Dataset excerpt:
────────

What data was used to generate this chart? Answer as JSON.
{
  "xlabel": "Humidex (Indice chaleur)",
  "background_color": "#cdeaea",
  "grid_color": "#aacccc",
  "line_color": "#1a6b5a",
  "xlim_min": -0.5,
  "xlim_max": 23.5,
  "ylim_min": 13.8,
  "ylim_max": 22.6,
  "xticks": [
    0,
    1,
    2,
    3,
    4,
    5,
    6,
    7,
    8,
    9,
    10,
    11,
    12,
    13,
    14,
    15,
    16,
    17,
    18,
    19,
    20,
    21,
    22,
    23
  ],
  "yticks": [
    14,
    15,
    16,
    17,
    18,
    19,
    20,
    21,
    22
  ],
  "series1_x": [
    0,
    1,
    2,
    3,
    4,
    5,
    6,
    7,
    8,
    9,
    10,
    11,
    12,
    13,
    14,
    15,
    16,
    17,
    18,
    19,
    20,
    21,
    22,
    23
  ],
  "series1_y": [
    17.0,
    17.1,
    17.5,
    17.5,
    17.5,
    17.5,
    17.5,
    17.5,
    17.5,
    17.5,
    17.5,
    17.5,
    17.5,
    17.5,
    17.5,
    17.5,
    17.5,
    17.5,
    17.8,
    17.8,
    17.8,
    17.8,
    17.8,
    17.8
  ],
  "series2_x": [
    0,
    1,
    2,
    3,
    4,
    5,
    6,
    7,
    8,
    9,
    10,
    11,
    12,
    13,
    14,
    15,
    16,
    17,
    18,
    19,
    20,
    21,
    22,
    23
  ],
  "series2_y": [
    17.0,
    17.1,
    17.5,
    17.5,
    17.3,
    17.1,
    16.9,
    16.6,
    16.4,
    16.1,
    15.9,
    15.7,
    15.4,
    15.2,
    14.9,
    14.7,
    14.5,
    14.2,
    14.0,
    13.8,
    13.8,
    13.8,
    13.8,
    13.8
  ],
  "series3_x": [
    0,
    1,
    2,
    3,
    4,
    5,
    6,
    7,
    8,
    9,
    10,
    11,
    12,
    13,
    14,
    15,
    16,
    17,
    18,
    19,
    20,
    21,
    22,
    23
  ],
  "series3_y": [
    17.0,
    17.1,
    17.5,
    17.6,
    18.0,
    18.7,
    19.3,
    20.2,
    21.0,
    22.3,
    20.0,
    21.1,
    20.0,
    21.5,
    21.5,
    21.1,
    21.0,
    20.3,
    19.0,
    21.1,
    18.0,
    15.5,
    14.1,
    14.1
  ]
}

────────

# [Brief]
Extract each line of the material exactly as it stands.

# [Response to this task]
What data was used to generate this chart? Answer as JSON.
{
  "xlabel": "Humidex (Indice chaleur)",
  "background_color": "#cdeaea",
  "grid_color": "#aacccc",
  "line_color": "#1a6b5a",
  "xlim_min": -0.5,
  "xlim_max": 23.5,
  "ylim_min": 13.8,
  "ylim_max": 22.6,
  "xticks": [
    0,
    1,
    2,
    3,
    4,
    5,
    6,
    7,
    8,
    9,
    10,
    11,
    12,
    13,
    14,
    15,
    16,
    17,
    18,
    19,
    20,
    21,
    22,
    23
  ],
  "yticks": [
    14,
    15,
    16,
    17,
    18,
    19,
    20,
    21,
    22
  ],
  "series1_x": [
    0,
    1,
    2,
    3,
    4,
    5,
    6,
    7,
    8,
    9,
    10,
    11,
    12,
    13,
    14,
    15,
    16,
    17,
    18,
    19,
    20,
    21,
    22,
    23
  ],
  "series1_y": [
    17.0,
    17.1,
    17.5,
    17.5,
    17.5,
    17.5,
    17.5,
    17.5,
    17.5,
    17.5,
    17.5,
    17.5,
    17.5,
    17.5,
    17.5,
    17.5,
    17.5,
    17.5,
    17.8,
    17.8,
    17.8,
    17.8,
    17.8,
    17.8
  ],
  "series2_x": [
    0,
    1,
    2,
    3,
    4,
    5,
    6,
    7,
    8,
    9,
    10,
    11,
    12,
    13,
    14,
    15,
    16,
    17,
    18,
    19,
    20,
    21,
    22,
    23
  ],
  "series2_y": [
    17.0,
    17.1,
    17.5,
    17.5,
    17.3,
    17.1,
    16.9,
    16.6,
    16.4,
    16.1,
    15.9,
    15.7,
    15.4,
    15.2,
    14.9,
    14.7,
    14.5,
    14.2,
    14.0,
    13.8,
    13.8,
    13.8,
    13.8,
    13.8
  ],
  "series3_x": [
    0,
    1,
    2,
    3,
    4,
    5,
    6,
    7,
    8,
    9,
    10,
    11,
    12,
    13,
    14,
    15,
    16,
    17,
    18,
    19,
    20,
    21,
    22,
    23
  ],
  "series3_y": [
    17.0,
    17.1,
    17.5,
    17.6,
    18.0,
    18.7,
    19.3,
    20.2,
    21.0,
    22.3,
    20.0,
    21.1,
    20.0,
    21.5,
    21.5,
    21.1,
    21.0,
    20.3,
    19.0,
    21.1,
    18.0,
    15.5,
    14.1,
    14.1
  ]
}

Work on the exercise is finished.